A run of records:

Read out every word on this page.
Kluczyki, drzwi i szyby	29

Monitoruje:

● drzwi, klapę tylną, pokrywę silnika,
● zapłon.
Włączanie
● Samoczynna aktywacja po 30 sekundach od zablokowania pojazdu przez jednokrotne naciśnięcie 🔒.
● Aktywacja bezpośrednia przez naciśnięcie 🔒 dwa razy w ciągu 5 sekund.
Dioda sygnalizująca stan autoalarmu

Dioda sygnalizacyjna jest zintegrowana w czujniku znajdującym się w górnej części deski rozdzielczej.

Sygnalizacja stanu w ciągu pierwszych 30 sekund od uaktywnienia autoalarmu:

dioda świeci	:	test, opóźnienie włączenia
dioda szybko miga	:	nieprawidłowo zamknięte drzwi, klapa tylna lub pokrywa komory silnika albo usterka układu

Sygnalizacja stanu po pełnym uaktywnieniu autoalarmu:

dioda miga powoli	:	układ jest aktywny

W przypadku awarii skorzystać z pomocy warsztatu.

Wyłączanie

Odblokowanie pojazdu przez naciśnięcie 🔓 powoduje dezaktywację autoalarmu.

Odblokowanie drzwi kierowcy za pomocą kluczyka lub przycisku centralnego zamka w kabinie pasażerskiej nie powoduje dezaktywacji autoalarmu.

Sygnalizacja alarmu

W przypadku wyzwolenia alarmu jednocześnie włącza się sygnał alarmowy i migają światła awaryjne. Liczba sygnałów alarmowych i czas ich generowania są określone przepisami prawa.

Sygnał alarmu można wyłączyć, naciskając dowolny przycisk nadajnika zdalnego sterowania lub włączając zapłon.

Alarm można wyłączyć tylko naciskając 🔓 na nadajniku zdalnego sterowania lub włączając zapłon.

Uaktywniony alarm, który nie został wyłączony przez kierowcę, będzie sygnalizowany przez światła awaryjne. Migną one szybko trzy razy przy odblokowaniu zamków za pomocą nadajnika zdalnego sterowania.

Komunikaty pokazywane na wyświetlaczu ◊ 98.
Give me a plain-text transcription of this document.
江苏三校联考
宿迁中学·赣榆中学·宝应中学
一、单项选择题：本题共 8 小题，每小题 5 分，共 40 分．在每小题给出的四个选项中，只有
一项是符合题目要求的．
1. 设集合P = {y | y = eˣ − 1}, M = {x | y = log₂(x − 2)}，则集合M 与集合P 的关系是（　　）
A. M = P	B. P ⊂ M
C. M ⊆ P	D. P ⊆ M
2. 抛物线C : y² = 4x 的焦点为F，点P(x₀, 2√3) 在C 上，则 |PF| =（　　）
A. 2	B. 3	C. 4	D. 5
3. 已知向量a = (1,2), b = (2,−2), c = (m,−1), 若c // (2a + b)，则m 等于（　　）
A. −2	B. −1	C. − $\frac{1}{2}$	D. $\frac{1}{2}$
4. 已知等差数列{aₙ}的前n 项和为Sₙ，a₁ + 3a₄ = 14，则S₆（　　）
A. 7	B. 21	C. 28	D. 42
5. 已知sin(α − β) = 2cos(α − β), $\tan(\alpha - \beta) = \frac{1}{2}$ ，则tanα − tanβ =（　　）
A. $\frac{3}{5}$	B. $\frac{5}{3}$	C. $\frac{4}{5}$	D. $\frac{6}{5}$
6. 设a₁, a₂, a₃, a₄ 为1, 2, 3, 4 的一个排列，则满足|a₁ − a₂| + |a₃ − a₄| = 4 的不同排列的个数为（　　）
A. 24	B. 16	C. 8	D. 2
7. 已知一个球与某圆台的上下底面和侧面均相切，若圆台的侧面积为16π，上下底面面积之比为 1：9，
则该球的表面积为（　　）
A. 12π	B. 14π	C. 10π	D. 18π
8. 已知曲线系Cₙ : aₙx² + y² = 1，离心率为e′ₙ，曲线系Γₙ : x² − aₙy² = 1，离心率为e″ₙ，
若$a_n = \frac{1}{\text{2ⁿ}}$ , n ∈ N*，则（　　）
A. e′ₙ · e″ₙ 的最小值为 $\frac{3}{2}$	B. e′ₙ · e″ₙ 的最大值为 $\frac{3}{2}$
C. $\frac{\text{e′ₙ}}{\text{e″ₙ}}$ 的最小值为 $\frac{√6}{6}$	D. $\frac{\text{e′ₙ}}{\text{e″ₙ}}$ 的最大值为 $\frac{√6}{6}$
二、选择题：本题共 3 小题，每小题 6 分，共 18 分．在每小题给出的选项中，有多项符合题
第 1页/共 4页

◆ Given problem
Begin with the line that contains "Give me a plain-text" and quote each line after it exactly, stopping after the last line of the data.

◆ Result for this task
Give me a plain-text transcription of this document.
江苏三校联考
宿迁中学·赣榆中学·宝应中学
一、单项选择题：本题共 8 小题，每小题 5 分，共 40 分．在每小题给出的四个选项中，只有
一项是符合题目要求的．
1. 设集合P = {y | y = eˣ − 1}, M = {x | y = log₂(x − 2)}，则集合M 与集合P 的关系是（　　）
A. M = P	B. P ⊂ M
C. M ⊆ P	D. P ⊆ M
2. 抛物线C : y² = 4x 的焦点为F，点P(x₀, 2√3) 在C 上，则 |PF| =（　　）
A. 2	B. 3	C. 4	D. 5
3. 已知向量a = (1,2), b = (2,−2), c = (m,−1), 若c // (2a + b)，则m 等于（　　）
A. −2	B. −1	C. − $\frac{1}{2}$	D. $\frac{1}{2}$
4. 已知等差数列{aₙ}的前n 项和为Sₙ，a₁ + 3a₄ = 14，则S₆（　　）
A. 7	B. 21	C. 28	D. 42
5. 已知sin(α − β) = 2cos(α − β), $\tan(\alpha - \beta) = \frac{1}{2}$ ，则tanα − tanβ =（　　）
A. $\frac{3}{5}$	B. $\frac{5}{3}$	C. $\frac{4}{5}$	D. $\frac{6}{5}$
6. 设a₁, a₂, a₃, a₄ 为1, 2, 3, 4 的一个排列，则满足|a₁ − a₂| + |a₃ − a₄| = 4 的不同排列的个数为（　　）
A. 24	B. 16	C. 8	D. 2
7. 已知一个球与某圆台的上下底面和侧面均相切，若圆台的侧面积为16π，上下底面面积之比为 1：9，
则该球的表面积为（　　）
A. 12π	B. 14π	C. 10π	D. 18π
8. 已知曲线系Cₙ : aₙx² + y² = 1，离心率为e′ₙ，曲线系Γₙ : x² − aₙy² = 1，离心率为e″ₙ，
若$a_n = \frac{1}{\text{2ⁿ}}$ , n ∈ N*，则（　　）
A. e′ₙ · e″ₙ 的最小值为 $\frac{3}{2}$	B. e′ₙ · e″ₙ 的最大值为 $\frac{3}{2}$
C. $\frac{\text{e′ₙ}}{\text{e″ₙ}}$ 的最小值为 $\frac{√6}{6}$	D. $\frac{\text{e′ₙ}}{\text{e″ₙ}}$ 的最大值为 $\frac{√6}{6}$
二、选择题：本题共 3 小题，每小题 6 分，共 18 分．在每小题给出的选项中，有多项符合题
第 1页/共 4页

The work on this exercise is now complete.